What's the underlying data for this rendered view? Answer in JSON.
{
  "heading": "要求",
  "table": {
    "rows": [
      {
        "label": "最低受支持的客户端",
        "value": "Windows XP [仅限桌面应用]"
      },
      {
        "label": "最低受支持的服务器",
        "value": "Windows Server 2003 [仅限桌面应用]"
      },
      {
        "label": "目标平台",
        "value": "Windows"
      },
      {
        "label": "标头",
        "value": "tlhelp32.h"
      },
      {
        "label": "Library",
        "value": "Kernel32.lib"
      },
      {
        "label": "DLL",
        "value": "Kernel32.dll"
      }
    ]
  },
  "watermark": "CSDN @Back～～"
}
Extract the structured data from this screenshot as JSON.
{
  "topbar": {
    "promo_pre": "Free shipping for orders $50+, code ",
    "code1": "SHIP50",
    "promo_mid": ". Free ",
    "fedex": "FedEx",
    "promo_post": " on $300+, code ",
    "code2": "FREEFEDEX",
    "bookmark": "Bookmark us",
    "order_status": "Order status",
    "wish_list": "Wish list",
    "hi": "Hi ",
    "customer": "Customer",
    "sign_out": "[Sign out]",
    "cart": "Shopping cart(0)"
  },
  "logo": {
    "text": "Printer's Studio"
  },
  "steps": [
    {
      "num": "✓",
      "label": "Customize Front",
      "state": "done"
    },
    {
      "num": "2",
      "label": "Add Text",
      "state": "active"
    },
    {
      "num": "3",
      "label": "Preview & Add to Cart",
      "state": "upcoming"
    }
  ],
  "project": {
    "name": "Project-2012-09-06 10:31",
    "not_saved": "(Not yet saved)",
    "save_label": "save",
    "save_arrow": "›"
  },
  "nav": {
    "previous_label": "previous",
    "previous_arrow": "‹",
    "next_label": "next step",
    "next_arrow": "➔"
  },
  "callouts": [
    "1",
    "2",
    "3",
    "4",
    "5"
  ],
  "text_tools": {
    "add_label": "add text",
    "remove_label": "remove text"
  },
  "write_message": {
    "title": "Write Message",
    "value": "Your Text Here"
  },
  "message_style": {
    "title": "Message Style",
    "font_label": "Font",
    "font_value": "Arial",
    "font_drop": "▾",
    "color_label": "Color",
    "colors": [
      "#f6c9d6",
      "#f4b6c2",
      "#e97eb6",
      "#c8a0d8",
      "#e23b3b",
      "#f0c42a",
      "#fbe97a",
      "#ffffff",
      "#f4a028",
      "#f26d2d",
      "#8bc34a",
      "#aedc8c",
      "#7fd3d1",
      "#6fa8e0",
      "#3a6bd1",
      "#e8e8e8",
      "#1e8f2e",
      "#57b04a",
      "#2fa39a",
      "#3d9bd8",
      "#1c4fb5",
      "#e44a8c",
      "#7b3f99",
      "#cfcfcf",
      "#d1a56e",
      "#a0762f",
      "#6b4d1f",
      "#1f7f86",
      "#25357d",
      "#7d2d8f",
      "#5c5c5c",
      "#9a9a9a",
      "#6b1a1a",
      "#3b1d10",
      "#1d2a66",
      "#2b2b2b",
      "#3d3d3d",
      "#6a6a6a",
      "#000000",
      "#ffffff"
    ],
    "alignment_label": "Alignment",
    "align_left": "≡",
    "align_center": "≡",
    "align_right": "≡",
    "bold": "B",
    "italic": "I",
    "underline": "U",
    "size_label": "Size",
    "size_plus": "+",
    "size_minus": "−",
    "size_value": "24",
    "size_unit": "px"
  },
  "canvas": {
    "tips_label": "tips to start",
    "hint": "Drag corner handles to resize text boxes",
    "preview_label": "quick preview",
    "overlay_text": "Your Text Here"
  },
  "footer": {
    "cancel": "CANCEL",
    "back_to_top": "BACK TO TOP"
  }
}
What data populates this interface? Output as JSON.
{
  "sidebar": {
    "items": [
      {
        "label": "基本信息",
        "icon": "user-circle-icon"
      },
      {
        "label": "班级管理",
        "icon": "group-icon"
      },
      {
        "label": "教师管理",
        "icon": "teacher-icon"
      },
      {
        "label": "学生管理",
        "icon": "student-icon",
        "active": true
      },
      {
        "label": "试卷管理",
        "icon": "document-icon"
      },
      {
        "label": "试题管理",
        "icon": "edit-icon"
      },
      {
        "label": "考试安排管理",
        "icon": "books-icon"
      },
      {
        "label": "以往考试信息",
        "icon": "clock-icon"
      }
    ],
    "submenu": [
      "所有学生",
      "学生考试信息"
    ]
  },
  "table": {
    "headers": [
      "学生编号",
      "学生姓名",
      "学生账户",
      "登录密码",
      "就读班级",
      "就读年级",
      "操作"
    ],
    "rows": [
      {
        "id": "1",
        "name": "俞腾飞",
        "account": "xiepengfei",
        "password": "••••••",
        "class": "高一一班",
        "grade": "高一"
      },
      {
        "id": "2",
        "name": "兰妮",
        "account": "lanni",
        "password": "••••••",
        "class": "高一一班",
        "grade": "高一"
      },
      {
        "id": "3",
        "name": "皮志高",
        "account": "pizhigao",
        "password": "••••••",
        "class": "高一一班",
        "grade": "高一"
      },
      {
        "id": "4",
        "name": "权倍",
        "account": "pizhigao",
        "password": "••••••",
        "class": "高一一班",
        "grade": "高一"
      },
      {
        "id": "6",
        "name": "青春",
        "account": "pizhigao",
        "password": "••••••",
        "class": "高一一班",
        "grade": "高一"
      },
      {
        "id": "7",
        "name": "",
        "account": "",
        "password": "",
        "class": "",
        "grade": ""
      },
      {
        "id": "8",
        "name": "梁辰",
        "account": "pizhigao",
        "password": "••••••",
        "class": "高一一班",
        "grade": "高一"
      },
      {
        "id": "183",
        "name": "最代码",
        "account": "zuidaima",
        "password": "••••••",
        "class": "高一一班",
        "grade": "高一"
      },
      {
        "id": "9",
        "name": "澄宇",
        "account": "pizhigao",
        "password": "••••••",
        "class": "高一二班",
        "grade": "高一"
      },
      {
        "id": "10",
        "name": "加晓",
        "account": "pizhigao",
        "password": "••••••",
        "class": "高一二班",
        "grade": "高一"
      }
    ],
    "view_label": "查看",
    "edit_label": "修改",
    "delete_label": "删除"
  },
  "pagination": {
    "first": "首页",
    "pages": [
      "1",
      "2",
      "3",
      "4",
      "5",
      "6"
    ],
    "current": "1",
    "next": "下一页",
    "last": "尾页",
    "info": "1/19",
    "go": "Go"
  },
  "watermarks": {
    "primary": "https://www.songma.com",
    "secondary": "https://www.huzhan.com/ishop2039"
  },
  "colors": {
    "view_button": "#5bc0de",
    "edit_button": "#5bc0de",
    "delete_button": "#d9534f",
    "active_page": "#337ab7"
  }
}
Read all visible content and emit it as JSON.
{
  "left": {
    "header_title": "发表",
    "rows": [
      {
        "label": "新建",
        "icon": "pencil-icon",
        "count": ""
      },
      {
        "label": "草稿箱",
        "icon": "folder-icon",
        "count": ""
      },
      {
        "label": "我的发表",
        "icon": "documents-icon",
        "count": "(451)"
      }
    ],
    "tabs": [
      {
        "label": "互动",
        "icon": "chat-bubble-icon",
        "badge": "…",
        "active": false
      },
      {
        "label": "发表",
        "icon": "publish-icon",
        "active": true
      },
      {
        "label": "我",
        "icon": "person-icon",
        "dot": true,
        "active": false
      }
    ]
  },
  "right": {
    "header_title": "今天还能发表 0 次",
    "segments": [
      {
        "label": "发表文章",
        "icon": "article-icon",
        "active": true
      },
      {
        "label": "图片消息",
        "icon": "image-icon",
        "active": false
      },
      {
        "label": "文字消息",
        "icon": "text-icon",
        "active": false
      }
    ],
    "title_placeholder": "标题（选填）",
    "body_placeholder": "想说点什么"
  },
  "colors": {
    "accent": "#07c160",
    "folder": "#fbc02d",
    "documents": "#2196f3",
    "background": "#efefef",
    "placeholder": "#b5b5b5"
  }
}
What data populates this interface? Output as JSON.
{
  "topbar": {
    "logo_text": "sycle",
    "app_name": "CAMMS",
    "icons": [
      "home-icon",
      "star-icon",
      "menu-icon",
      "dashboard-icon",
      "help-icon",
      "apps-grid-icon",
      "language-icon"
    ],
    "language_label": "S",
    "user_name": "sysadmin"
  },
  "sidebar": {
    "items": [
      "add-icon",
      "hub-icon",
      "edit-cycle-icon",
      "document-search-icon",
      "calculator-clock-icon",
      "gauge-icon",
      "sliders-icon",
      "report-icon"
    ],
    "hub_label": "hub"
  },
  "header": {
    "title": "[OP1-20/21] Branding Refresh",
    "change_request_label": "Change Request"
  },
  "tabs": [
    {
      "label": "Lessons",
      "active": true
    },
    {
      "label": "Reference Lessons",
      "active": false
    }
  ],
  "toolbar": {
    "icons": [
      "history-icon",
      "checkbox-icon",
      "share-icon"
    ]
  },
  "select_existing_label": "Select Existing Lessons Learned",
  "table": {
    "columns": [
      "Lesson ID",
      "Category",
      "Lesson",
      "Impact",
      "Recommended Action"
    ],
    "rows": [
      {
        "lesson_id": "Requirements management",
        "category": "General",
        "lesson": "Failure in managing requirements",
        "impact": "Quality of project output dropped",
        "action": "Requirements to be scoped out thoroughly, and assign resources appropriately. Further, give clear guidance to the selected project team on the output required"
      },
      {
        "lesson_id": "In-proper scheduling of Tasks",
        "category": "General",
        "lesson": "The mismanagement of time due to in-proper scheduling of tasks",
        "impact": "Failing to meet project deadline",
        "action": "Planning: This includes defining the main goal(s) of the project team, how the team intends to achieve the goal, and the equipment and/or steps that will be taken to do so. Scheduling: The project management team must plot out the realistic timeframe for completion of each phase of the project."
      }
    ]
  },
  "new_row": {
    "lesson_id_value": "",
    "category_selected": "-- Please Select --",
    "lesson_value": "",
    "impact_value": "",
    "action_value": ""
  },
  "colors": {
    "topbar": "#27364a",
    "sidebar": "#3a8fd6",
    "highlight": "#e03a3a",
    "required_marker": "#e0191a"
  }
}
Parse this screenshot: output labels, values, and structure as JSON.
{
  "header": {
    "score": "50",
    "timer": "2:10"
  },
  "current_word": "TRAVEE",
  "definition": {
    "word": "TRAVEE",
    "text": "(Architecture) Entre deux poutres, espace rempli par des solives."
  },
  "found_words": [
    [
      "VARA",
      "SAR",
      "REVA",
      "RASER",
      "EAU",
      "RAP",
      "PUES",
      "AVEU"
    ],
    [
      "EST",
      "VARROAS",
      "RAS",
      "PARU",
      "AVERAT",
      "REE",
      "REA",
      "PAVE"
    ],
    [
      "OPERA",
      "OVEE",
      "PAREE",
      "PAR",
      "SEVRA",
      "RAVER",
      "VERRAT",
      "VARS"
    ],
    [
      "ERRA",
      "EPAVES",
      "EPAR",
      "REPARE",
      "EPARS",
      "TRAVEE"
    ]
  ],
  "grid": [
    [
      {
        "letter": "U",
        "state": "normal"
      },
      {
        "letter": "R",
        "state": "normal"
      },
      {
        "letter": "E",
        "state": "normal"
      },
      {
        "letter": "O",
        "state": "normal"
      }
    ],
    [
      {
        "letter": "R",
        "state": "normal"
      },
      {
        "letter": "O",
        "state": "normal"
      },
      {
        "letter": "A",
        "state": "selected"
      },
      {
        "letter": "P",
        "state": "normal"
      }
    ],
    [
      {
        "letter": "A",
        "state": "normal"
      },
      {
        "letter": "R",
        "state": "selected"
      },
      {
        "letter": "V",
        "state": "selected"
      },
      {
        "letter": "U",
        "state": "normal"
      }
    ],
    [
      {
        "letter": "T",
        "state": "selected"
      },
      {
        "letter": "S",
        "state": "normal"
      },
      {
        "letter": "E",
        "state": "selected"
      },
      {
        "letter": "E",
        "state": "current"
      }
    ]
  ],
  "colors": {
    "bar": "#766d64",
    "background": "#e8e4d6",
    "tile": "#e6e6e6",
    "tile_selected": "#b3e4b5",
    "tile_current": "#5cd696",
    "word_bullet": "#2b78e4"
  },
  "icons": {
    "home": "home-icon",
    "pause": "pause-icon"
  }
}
********************
▶ _Exercise brief_
Take every line above carrying "https" and return it.

▶ _Reply to the task_
    "primary": "https://www.songma.com",
    "secondary": "https://www.huzhan.com/ishop2039"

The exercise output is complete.